**Dataset extract**:
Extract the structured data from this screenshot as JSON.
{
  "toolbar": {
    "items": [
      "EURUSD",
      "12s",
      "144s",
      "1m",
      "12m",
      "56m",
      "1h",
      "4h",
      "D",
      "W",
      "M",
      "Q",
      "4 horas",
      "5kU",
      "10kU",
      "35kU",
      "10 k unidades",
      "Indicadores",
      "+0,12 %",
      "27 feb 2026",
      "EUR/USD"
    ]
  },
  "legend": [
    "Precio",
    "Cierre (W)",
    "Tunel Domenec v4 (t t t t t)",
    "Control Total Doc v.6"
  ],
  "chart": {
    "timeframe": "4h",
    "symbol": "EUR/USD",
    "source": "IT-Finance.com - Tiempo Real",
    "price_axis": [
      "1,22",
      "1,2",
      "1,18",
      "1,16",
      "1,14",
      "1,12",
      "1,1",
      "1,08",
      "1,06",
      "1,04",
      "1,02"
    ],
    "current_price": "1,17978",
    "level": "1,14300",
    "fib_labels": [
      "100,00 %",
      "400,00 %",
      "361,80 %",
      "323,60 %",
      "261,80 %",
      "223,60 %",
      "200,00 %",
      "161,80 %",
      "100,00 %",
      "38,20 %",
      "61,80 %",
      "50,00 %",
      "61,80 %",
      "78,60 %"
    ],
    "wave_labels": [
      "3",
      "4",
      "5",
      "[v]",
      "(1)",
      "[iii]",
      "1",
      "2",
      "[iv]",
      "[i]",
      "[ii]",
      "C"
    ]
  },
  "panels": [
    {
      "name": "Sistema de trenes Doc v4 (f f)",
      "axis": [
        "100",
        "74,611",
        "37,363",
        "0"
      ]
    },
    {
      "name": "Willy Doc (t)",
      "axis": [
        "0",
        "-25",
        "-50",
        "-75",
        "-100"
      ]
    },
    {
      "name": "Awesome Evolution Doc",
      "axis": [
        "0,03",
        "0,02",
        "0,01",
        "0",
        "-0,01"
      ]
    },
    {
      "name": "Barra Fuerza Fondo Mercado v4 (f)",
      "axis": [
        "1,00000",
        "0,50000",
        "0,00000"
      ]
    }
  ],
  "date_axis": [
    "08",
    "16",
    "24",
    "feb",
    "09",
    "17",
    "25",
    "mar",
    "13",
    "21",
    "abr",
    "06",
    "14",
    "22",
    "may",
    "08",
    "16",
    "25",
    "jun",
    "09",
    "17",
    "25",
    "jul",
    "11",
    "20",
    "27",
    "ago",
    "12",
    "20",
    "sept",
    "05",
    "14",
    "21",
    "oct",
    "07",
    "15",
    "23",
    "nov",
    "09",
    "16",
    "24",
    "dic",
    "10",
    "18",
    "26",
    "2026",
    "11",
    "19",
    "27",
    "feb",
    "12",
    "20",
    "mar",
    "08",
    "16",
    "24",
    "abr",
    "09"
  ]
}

**What the task requires**: Transcribe the data. Leave every line exactly as it is.

**Written response**:
Extract the structured data from this screenshot as JSON.
{
  "toolbar": {
    "items": [
      "EURUSD",
      "12s",
      "144s",
      "1m",
      "12m",
      "56m",
      "1h",
      "4h",
      "D",
      "W",
      "M",
      "Q",
      "4 horas",
      "5kU",
      "10kU",
      "35kU",
      "10 k unidades",
      "Indicadores",
      "+0,12 %",
      "27 feb 2026",
      "EUR/USD"
    ]
  },
  "legend": [
    "Precio",
    "Cierre (W)",
    "Tunel Domenec v4 (t t t t t)",
    "Control Total Doc v.6"
  ],
  "chart": {
    "timeframe": "4h",
    "symbol": "EUR/USD",
    "source": "IT-Finance.com - Tiempo Real",
    "price_axis": [
      "1,22",
      "1,2",
      "1,18",
      "1,16",
      "1,14",
      "1,12",
      "1,1",
      "1,08",
      "1,06",
      "1,04",
      "1,02"
    ],
    "current_price": "1,17978",
    "level": "1,14300",
    "fib_labels": [
      "100,00 %",
      "400,00 %",
      "361,80 %",
      "323,60 %",
      "261,80 %",
      "223,60 %",
      "200,00 %",
      "161,80 %",
      "100,00 %",
      "38,20 %",
      "61,80 %",
      "50,00 %",
      "61,80 %",
      "78,60 %"
    ],
    "wave_labels": [
      "3",
      "4",
      "5",
      "[v]",
      "(1)",
      "[iii]",
      "1",
      "2",
      "[iv]",
      "[i]",
      "[ii]",
      "C"
    ]
  },
  "panels": [
    {
      "name": "Sistema de trenes Doc v4 (f f)",
      "axis": [
        "100",
        "74,611",
        "37,363",
        "0"
      ]
    },
    {
      "name": "Willy Doc (t)",
      "axis": [
        "0",
        "-25",
        "-50",
        "-75",
        "-100"
      ]
    },
    {
      "name": "Awesome Evolution Doc",
      "axis": [
        "0,03",
        "0,02",
        "0,01",
        "0",
        "-0,01"
      ]
    },
    {
      "name": "Barra Fuerza Fondo Mercado v4 (f)",
      "axis": [
        "1,00000",
        "0,50000",
        "0,00000"
      ]
    }
  ],
  "date_axis": [
    "08",
    "16",
    "24",
    "feb",
    "09",
    "17",
    "25",
    "mar",
    "13",
    "21",
    "abr",
    "06",
    "14",
    "22",
    "may",
    "08",
    "16",
    "25",
    "jun",
    "09",
    "17",
    "25",
    "jul",
    "11",
    "20",
    "27",
    "ago",
    "12",
    "20",
    "sept",
    "05",
    "14",
    "21",
    "oct",
    "07",
    "15",
    "23",
    "nov",
    "09",
    "16",
    "24",
    "dic",
    "10",
    "18",
    "26",
    "2026",
    "11",
    "19",
    "27",
    "feb",
    "12",
    "20",
    "mar",
    "08",
    "16",
    "24",
    "abr",
    "09"
  ]
}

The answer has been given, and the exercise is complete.